- [Problem]:
Pictures do not belong in your copy. Repeat all the other data exactly.

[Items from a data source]
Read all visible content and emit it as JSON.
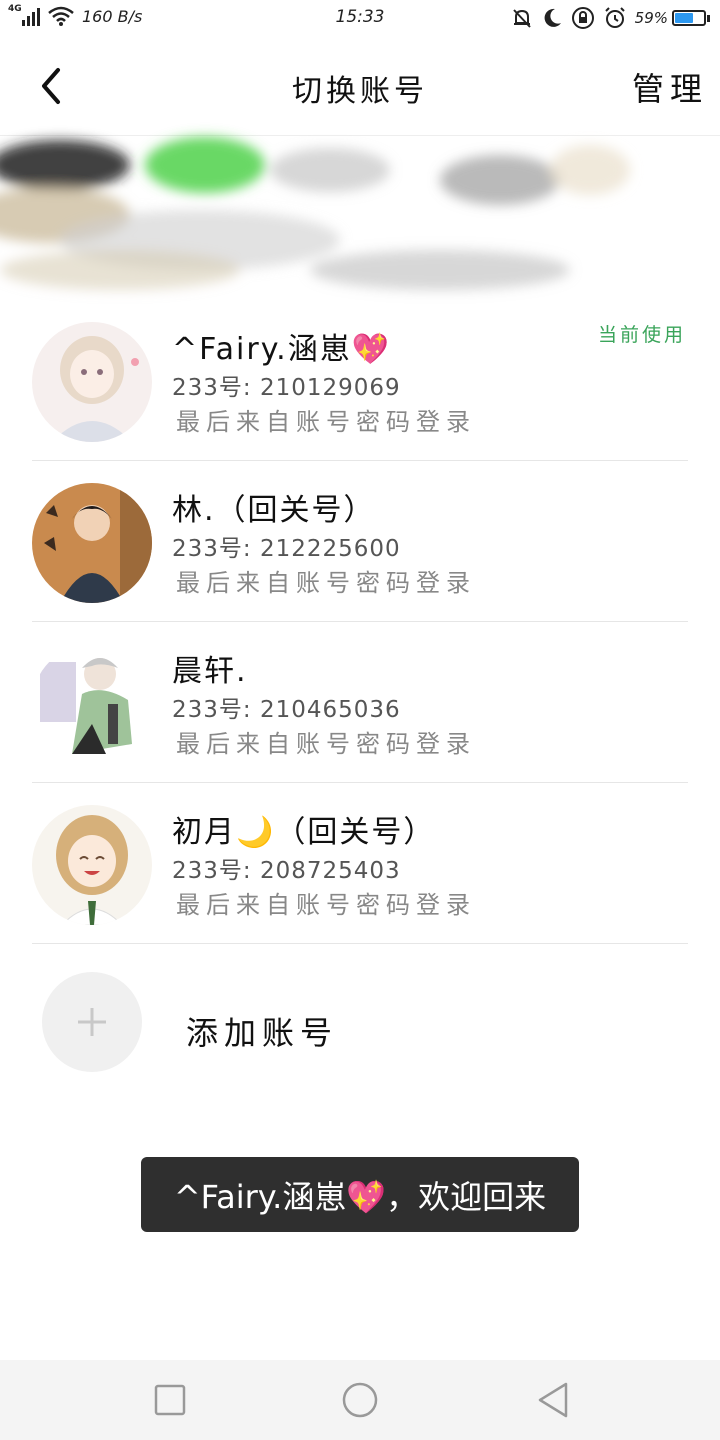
{
  "status_bar": {
    "network": "4G",
    "speed": "160 B/s",
    "time": "15:33",
    "battery": "59%",
    "battery_level": 0.59
  },
  "header": {
    "title": "切换账号",
    "manage_label": "管理"
  },
  "accounts": [
    {
      "name": "^Fairy.涵崽💖",
      "uid": "233号: 210129069",
      "last_login": "最后来自账号密码登录",
      "current_label": "当前使用"
    },
    {
      "name": "林.（回关号）",
      "uid": "233号: 212225600",
      "last_login": "最后来自账号密码登录"
    },
    {
      "name": "晨轩.",
      "uid": "233号: 210465036",
      "last_login": "最后来自账号密码登录"
    },
    {
      "name": "初月🌙（回关号）",
      "uid": "233号: 208725403",
      "last_login": "最后来自账号密码登录"
    }
  ],
  "add_account": {
    "label": "添加账号"
  },
  "toast": {
    "text": "^Fairy.涵崽💖，欢迎回来"
  },
  "colors": {
    "current_green": "#3aa45a",
    "toast_bg": "#2f2f2f",
    "battery_blue": "#2c98f0"
  },
  "icons": [
    "back-arrow-icon",
    "plus-icon",
    "nav-recents-icon",
    "nav-home-icon",
    "nav-back-icon",
    "mute-bell-icon",
    "moon-icon",
    "lock-rotation-icon",
    "alarm-icon",
    "wifi-icon",
    "signal-icon"
  ]
}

- [Final answer]:
Read all visible content and emit it as JSON.
{
  "status_bar": {
    "network": "4G",
    "speed": "160 B/s",
    "time": "15:33",
    "battery": "59%",
    "battery_level": 0.59
  },
  "header": {
    "title": "切换账号",
    "manage_label": "管理"
  },
  "accounts": [
    {
      "name": "^Fairy.涵崽💖",
      "uid": "233号: 210129069",
      "last_login": "最后来自账号密码登录",
      "current_label": "当前使用"
    },
    {
      "name": "林.（回关号）",
      "uid": "233号: 212225600",
      "last_login": "最后来自账号密码登录"
    },
    {
      "name": "晨轩.",
      "uid": "233号: 210465036",
      "last_login": "最后来自账号密码登录"
    },
    {
      "name": "初月🌙（回关号）",
      "uid": "233号: 208725403",
      "last_login": "最后来自账号密码登录"
    }
  ],
  "add_account": {
    "label": "添加账号"
  },
  "toast": {
    "text": "^Fairy.涵崽💖，欢迎回来"
  },
  "colors": {
    "current_green": "#3aa45a",
    "toast_bg": "#2f2f2f",
    "battery_blue": "#2c98f0"
  },
  "icons": [
    "back-arrow-icon",
    "plus-icon",
    "nav-recents-icon",
    "nav-home-icon",
    "nav-back-icon",
    "mute-bell-icon",
    "moon-icon",
    "lock-rotation-icon",
    "alarm-icon",
    "wifi-icon",
    "signal-icon"
  ]
}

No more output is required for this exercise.